> Do this:
All the data must come back unchanged, except that pictures are left out.

> Data lines:
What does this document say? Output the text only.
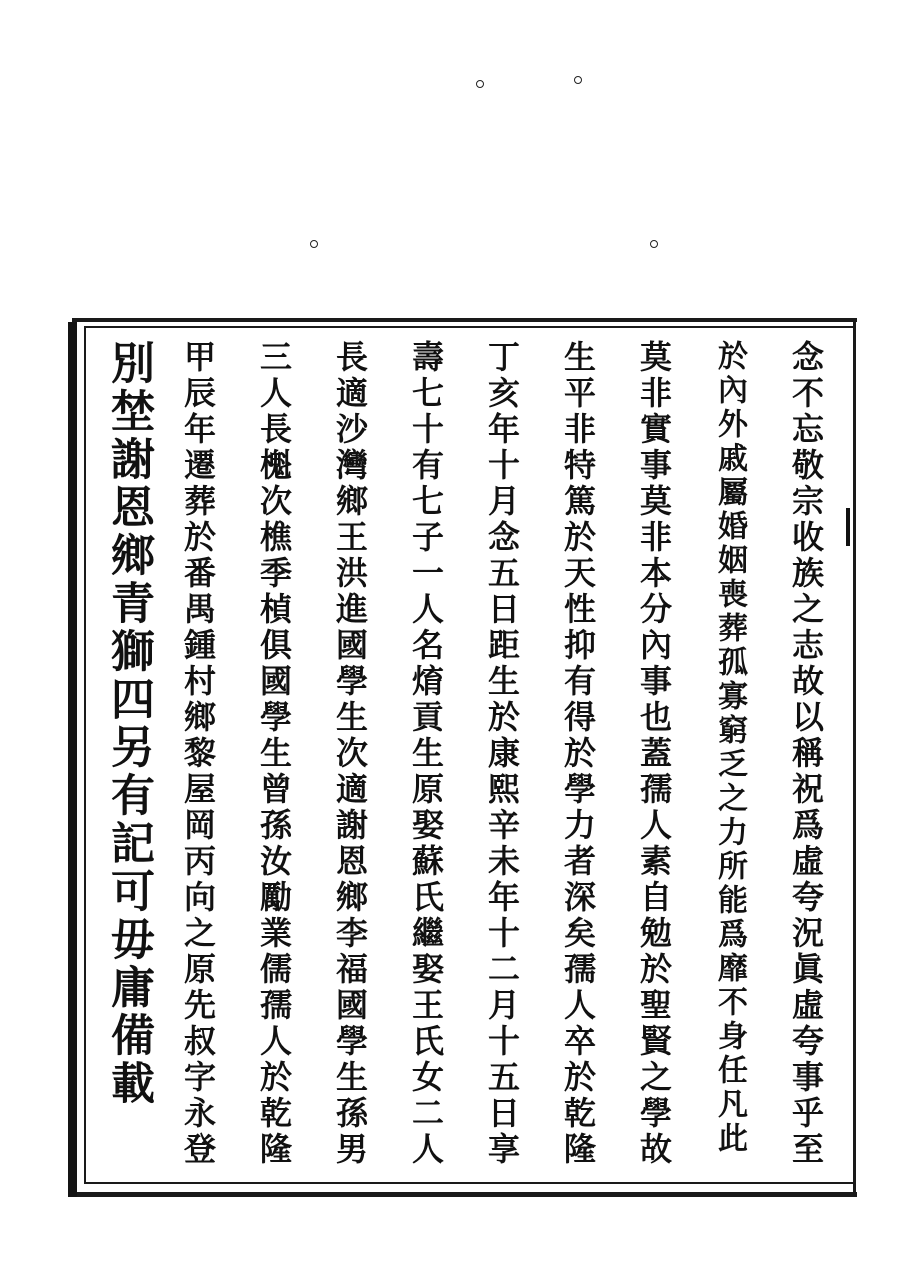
念不忘敬宗收族之志故以稱祝爲虛夸況眞虛夸事乎至
於內外戚屬婚姻喪葬孤寡窮乏之力所能爲靡不身任凡此
莫非實事莫非本分內事也蓋孺人素自勉於聖賢之學故
生平非特篤於天性抑有得於學力者深矣孺人卒於乾隆
丁亥年十月念五日距生於康熙辛未年十二月十五日享
壽七十有七子一人名焴貢生原娶蘇氏繼娶王氏女二人
長適沙灣鄉王洪進國學生次適謝恩鄉李福國學生孫男
三人長櫆次樵季楨俱國學生曾孫汝勵業儒孺人於乾隆
甲辰年遷葬於番禺鍾村鄉黎屋岡丙向之原先叔字永登
別埜謝恩鄉青獅四另有記可毋庸備載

> Exercise response:
What does this document say? Output the text only.
念不忘敬宗收族之志故以稱祝爲虛夸況眞虛夸事乎至
於內外戚屬婚姻喪葬孤寡窮乏之力所能爲靡不身任凡此
莫非實事莫非本分內事也蓋孺人素自勉於聖賢之學故
生平非特篤於天性抑有得於學力者深矣孺人卒於乾隆
丁亥年十月念五日距生於康熙辛未年十二月十五日享
壽七十有七子一人名焴貢生原娶蘇氏繼娶王氏女二人
長適沙灣鄉王洪進國學生次適謝恩鄉李福國學生孫男
三人長櫆次樵季楨俱國學生曾孫汝勵業儒孺人於乾隆
甲辰年遷葬於番禺鍾村鄉黎屋岡丙向之原先叔字永登
別埜謝恩鄉青獅四另有記可毋庸備載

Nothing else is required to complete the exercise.